▸ Data for this task
>> START

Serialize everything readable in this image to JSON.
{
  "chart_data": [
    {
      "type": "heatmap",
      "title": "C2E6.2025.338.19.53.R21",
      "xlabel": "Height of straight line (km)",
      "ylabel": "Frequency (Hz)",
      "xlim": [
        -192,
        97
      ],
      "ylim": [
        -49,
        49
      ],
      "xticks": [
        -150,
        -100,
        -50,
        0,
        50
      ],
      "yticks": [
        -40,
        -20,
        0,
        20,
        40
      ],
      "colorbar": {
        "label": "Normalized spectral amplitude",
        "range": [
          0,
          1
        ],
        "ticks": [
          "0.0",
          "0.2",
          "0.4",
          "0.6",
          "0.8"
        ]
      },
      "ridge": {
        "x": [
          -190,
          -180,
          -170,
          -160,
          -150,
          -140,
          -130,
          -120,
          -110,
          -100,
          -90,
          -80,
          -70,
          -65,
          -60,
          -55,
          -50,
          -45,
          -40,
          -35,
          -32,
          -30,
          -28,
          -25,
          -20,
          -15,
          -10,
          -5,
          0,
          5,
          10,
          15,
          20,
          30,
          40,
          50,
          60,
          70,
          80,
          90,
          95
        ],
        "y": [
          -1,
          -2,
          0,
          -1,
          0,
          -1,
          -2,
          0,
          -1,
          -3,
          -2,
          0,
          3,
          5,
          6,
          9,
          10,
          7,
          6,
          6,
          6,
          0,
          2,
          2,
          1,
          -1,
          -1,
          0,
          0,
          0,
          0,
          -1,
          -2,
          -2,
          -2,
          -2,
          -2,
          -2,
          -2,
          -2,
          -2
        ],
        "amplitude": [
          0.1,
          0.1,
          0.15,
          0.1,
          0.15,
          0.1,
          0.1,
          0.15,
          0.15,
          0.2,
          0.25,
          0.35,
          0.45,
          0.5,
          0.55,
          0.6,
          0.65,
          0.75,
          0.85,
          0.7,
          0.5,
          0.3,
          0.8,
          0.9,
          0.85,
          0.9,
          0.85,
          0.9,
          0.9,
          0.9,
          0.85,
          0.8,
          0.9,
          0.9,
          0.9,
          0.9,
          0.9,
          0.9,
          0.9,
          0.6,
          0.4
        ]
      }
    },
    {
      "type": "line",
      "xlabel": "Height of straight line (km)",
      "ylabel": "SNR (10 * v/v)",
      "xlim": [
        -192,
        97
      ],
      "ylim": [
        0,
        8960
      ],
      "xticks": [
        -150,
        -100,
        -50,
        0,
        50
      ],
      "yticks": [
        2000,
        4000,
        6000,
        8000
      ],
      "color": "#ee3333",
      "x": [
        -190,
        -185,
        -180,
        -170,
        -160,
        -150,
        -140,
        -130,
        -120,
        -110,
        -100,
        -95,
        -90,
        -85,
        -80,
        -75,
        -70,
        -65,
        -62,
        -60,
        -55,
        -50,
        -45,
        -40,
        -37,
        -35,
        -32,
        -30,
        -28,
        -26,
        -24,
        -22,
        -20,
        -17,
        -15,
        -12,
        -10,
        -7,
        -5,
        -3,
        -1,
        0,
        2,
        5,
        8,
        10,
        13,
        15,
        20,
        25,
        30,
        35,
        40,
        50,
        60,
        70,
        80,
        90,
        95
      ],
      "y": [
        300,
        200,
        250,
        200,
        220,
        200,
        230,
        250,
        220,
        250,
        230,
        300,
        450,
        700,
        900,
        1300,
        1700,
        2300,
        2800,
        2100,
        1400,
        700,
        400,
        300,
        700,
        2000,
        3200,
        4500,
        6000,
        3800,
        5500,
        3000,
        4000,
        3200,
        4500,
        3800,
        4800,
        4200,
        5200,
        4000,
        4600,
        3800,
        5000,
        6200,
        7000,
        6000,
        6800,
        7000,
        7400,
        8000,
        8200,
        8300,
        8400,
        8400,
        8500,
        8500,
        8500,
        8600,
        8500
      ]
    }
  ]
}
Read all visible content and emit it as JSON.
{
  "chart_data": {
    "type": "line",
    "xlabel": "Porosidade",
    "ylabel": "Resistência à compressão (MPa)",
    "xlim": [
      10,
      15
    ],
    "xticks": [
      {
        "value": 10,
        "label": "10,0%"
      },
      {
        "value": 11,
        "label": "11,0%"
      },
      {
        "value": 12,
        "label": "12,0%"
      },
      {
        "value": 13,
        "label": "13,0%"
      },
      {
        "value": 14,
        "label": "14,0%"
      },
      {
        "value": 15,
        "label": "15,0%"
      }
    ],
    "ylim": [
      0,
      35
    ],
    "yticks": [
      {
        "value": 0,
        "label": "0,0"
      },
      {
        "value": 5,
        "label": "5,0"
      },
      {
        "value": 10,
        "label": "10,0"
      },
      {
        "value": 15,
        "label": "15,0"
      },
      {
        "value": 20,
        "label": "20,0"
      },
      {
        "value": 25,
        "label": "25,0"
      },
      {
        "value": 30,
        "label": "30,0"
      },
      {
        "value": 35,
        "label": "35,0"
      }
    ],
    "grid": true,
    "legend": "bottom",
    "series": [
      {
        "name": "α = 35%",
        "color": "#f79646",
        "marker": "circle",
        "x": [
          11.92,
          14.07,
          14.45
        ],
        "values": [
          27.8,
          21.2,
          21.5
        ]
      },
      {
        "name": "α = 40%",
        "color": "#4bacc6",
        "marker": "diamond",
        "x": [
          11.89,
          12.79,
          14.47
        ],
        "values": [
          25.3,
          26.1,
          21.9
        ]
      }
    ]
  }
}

>> END

▸ Your objective
Restate the records, all of them, precisely as written.

▸ Expected answer
Serialize everything readable in this image to JSON.
{
  "chart_data": [
    {
      "type": "heatmap",
      "title": "C2E6.2025.338.19.53.R21",
      "xlabel": "Height of straight line (km)",
      "ylabel": "Frequency (Hz)",
      "xlim": [
        -192,
        97
      ],
      "ylim": [
        -49,
        49
      ],
      "xticks": [
        -150,
        -100,
        -50,
        0,
        50
      ],
      "yticks": [
        -40,
        -20,
        0,
        20,
        40
      ],
      "colorbar": {
        "label": "Normalized spectral amplitude",
        "range": [
          0,
          1
        ],
        "ticks": [
          "0.0",
          "0.2",
          "0.4",
          "0.6",
          "0.8"
        ]
      },
      "ridge": {
        "x": [
          -190,
          -180,
          -170,
          -160,
          -150,
          -140,
          -130,
          -120,
          -110,
          -100,
          -90,
          -80,
          -70,
          -65,
          -60,
          -55,
          -50,
          -45,
          -40,
          -35,
          -32,
          -30,
          -28,
          -25,
          -20,
          -15,
          -10,
          -5,
          0,
          5,
          10,
          15,
          20,
          30,
          40,
          50,
          60,
          70,
          80,
          90,
          95
        ],
        "y": [
          -1,
          -2,
          0,
          -1,
          0,
          -1,
          -2,
          0,
          -1,
          -3,
          -2,
          0,
          3,
          5,
          6,
          9,
          10,
          7,
          6,
          6,
          6,
          0,
          2,
          2,
          1,
          -1,
          -1,
          0,
          0,
          0,
          0,
          -1,
          -2,
          -2,
          -2,
          -2,
          -2,
          -2,
          -2,
          -2,
          -2
        ],
        "amplitude": [
          0.1,
          0.1,
          0.15,
          0.1,
          0.15,
          0.1,
          0.1,
          0.15,
          0.15,
          0.2,
          0.25,
          0.35,
          0.45,
          0.5,
          0.55,
          0.6,
          0.65,
          0.75,
          0.85,
          0.7,
          0.5,
          0.3,
          0.8,
          0.9,
          0.85,
          0.9,
          0.85,
          0.9,
          0.9,
          0.9,
          0.85,
          0.8,
          0.9,
          0.9,
          0.9,
          0.9,
          0.9,
          0.9,
          0.9,
          0.6,
          0.4
        ]
      }
    },
    {
      "type": "line",
      "xlabel": "Height of straight line (km)",
      "ylabel": "SNR (10 * v/v)",
      "xlim": [
        -192,
        97
      ],
      "ylim": [
        0,
        8960
      ],
      "xticks": [
        -150,
        -100,
        -50,
        0,
        50
      ],
      "yticks": [
        2000,
        4000,
        6000,
        8000
      ],
      "color": "#ee3333",
      "x": [
        -190,
        -185,
        -180,
        -170,
        -160,
        -150,
        -140,
        -130,
        -120,
        -110,
        -100,
        -95,
        -90,
        -85,
        -80,
        -75,
        -70,
        -65,
        -62,
        -60,
        -55,
        -50,
        -45,
        -40,
        -37,
        -35,
        -32,
        -30,
        -28,
        -26,
        -24,
        -22,
        -20,
        -17,
        -15,
        -12,
        -10,
        -7,
        -5,
        -3,
        -1,
        0,
        2,
        5,
        8,
        10,
        13,
        15,
        20,
        25,
        30,
        35,
        40,
        50,
        60,
        70,
        80,
        90,
        95
      ],
      "y": [
        300,
        200,
        250,
        200,
        220,
        200,
        230,
        250,
        220,
        250,
        230,
        300,
        450,
        700,
        900,
        1300,
        1700,
        2300,
        2800,
        2100,
        1400,
        700,
        400,
        300,
        700,
        2000,
        3200,
        4500,
        6000,
        3800,
        5500,
        3000,
        4000,
        3200,
        4500,
        3800,
        4800,
        4200,
        5200,
        4000,
        4600,
        3800,
        5000,
        6200,
        7000,
        6000,
        6800,
        7000,
        7400,
        8000,
        8200,
        8300,
        8400,
        8400,
        8500,
        8500,
        8500,
        8600,
        8500
      ]
    }
  ]
}
Read all visible content and emit it as JSON.
{
  "chart_data": {
    "type": "line",
    "xlabel": "Porosidade",
    "ylabel": "Resistência à compressão (MPa)",
    "xlim": [
      10,
      15
    ],
    "xticks": [
      {
        "value": 10,
        "label": "10,0%"
      },
      {
        "value": 11,
        "label": "11,0%"
      },
      {
        "value": 12,
        "label": "12,0%"
      },
      {
        "value": 13,
        "label": "13,0%"
      },
      {
        "value": 14,
        "label": "14,0%"
      },
      {
        "value": 15,
        "label": "15,0%"
      }
    ],
    "ylim": [
      0,
      35
    ],
    "yticks": [
      {
        "value": 0,
        "label": "0,0"
      },
      {
        "value": 5,
        "label": "5,0"
      },
      {
        "value": 10,
        "label": "10,0"
      },
      {
        "value": 15,
        "label": "15,0"
      },
      {
        "value": 20,
        "label": "20,0"
      },
      {
        "value": 25,
        "label": "25,0"
      },
      {
        "value": 30,
        "label": "30,0"
      },
      {
        "value": 35,
        "label": "35,0"
      }
    ],
    "grid": true,
    "legend": "bottom",
    "series": [
      {
        "name": "α = 35%",
        "color": "#f79646",
        "marker": "circle",
        "x": [
          11.92,
          14.07,
          14.45
        ],
        "values": [
          27.8,
          21.2,
          21.5
        ]
      },
      {
        "name": "α = 40%",
        "color": "#4bacc6",
        "marker": "diamond",
        "x": [
          11.89,
          12.79,
          14.47
        ],
        "values": [
          25.3,
          26.1,
          21.9
        ]
      }
    ]
  }
}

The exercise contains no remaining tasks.